» **Exercise prompt**
Reproduce every entry exactly as shown.
-- START Task inputs --
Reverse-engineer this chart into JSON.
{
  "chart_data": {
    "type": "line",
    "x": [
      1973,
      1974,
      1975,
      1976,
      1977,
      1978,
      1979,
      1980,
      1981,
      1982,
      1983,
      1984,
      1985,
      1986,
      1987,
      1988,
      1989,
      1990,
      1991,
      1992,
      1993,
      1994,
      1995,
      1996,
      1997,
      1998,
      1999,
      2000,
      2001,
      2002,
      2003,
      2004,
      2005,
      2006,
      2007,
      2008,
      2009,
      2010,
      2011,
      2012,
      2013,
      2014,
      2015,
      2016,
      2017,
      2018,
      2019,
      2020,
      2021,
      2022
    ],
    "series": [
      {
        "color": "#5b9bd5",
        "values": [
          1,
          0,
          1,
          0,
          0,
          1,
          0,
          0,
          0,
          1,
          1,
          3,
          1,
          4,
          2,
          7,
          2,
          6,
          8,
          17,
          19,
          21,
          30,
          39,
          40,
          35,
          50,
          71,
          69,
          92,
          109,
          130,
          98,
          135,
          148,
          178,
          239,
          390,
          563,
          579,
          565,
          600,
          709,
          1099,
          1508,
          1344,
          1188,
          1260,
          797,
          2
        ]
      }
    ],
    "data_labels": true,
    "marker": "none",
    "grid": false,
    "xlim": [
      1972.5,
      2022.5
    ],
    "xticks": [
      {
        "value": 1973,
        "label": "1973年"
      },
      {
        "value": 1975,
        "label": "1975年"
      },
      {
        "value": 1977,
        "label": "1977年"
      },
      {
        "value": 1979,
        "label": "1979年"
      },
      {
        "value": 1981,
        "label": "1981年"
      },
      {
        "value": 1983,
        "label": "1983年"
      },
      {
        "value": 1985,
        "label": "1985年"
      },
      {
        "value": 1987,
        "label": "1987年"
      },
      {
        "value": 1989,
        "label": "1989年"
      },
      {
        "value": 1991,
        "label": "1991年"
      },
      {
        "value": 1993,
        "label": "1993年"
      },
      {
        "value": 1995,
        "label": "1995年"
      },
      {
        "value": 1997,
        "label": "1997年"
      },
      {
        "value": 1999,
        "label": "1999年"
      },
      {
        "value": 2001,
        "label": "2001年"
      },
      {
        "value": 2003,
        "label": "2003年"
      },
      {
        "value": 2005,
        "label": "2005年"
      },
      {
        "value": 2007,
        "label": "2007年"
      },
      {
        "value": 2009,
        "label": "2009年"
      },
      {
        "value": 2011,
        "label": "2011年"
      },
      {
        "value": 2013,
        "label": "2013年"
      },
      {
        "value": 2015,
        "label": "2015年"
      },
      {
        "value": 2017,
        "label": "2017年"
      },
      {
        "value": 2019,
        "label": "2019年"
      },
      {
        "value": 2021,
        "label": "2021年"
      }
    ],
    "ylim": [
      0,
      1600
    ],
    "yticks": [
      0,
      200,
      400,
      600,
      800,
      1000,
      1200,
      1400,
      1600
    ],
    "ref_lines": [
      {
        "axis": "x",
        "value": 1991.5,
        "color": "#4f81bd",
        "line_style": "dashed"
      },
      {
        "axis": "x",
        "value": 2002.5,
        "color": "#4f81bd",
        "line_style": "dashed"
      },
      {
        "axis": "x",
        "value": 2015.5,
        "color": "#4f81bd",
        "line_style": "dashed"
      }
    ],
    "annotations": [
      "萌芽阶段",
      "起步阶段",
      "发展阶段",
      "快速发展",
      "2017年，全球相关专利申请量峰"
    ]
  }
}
-- END Task inputs --
» **Correct answer**
Reverse-engineer this chart into JSON.
{
  "chart_data": {
    "type": "line",
    "x": [
      1973,
      1974,
      1975,
      1976,
      1977,
      1978,
      1979,
      1980,
      1981,
      1982,
      1983,
      1984,
      1985,
      1986,
      1987,
      1988,
      1989,
      1990,
      1991,
      1992,
      1993,
      1994,
      1995,
      1996,
      1997,
      1998,
      1999,
      2000,
      2001,
      2002,
      2003,
      2004,
      2005,
      2006,
      2007,
      2008,
      2009,
      2010,
      2011,
      2012,
      2013,
      2014,
      2015,
      2016,
      2017,
      2018,
      2019,
      2020,
      2021,
      2022
    ],
    "series": [
      {
        "color": "#5b9bd5",
        "values": [
          1,
          0,
          1,
          0,
          0,
          1,
          0,
          0,
          0,
          1,
          1,
          3,
          1,
          4,
          2,
          7,
          2,
          6,
          8,
          17,
          19,
          21,
          30,
          39,
          40,
          35,
          50,
          71,
          69,
          92,
          109,
          130,
          98,
          135,
          148,
          178,
          239,
          390,
          563,
          579,
          565,
          600,
          709,
          1099,
          1508,
          1344,
          1188,
          1260,
          797,
          2
        ]
      }
    ],
    "data_labels": true,
    "marker": "none",
    "grid": false,
    "xlim": [
      1972.5,
      2022.5
    ],
    "xticks": [
      {
        "value": 1973,
        "label": "1973年"
      },
      {
        "value": 1975,
        "label": "1975年"
      },
      {
        "value": 1977,
        "label": "1977年"
      },
      {
        "value": 1979,
        "label": "1979年"
      },
      {
        "value": 1981,
        "label": "1981年"
      },
      {
        "value": 1983,
        "label": "1983年"
      },
      {
        "value": 1985,
        "label": "1985年"
      },
      {
        "value": 1987,
        "label": "1987年"
      },
      {
        "value": 1989,
        "label": "1989年"
      },
      {
        "value": 1991,
        "label": "1991年"
      },
      {
        "value": 1993,
        "label": "1993年"
      },
      {
        "value": 1995,
        "label": "1995年"
      },
      {
        "value": 1997,
        "label": "1997年"
      },
      {
        "value": 1999,
        "label": "1999年"
      },
      {
        "value": 2001,
        "label": "2001年"
      },
      {
        "value": 2003,
        "label": "2003年"
      },
      {
        "value": 2005,
        "label": "2005年"
      },
      {
        "value": 2007,
        "label": "2007年"
      },
      {
        "value": 2009,
        "label": "2009年"
      },
      {
        "value": 2011,
        "label": "2011年"
      },
      {
        "value": 2013,
        "label": "2013年"
      },
      {
        "value": 2015,
        "label": "2015年"
      },
      {
        "value": 2017,
        "label": "2017年"
      },
      {
        "value": 2019,
        "label": "2019年"
      },
      {
        "value": 2021,
        "label": "2021年"
      }
    ],
    "ylim": [
      0,
      1600
    ],
    "yticks": [
      0,
      200,
      400,
      600,
      800,
      1000,
      1200,
      1400,
      1600
    ],
    "ref_lines": [
      {
        "axis": "x",
        "value": 1991.5,
        "color": "#4f81bd",
        "line_style": "dashed"
      },
      {
        "axis": "x",
        "value": 2002.5,
        "color": "#4f81bd",
        "line_style": "dashed"
      },
      {
        "axis": "x",
        "value": 2015.5,
        "color": "#4f81bd",
        "line_style": "dashed"
      }
    ],
    "annotations": [
      "萌芽阶段",
      "起步阶段",
      "发展阶段",
      "快速发展",
      "2017年，全球相关专利申请量峰"
    ]
  }
}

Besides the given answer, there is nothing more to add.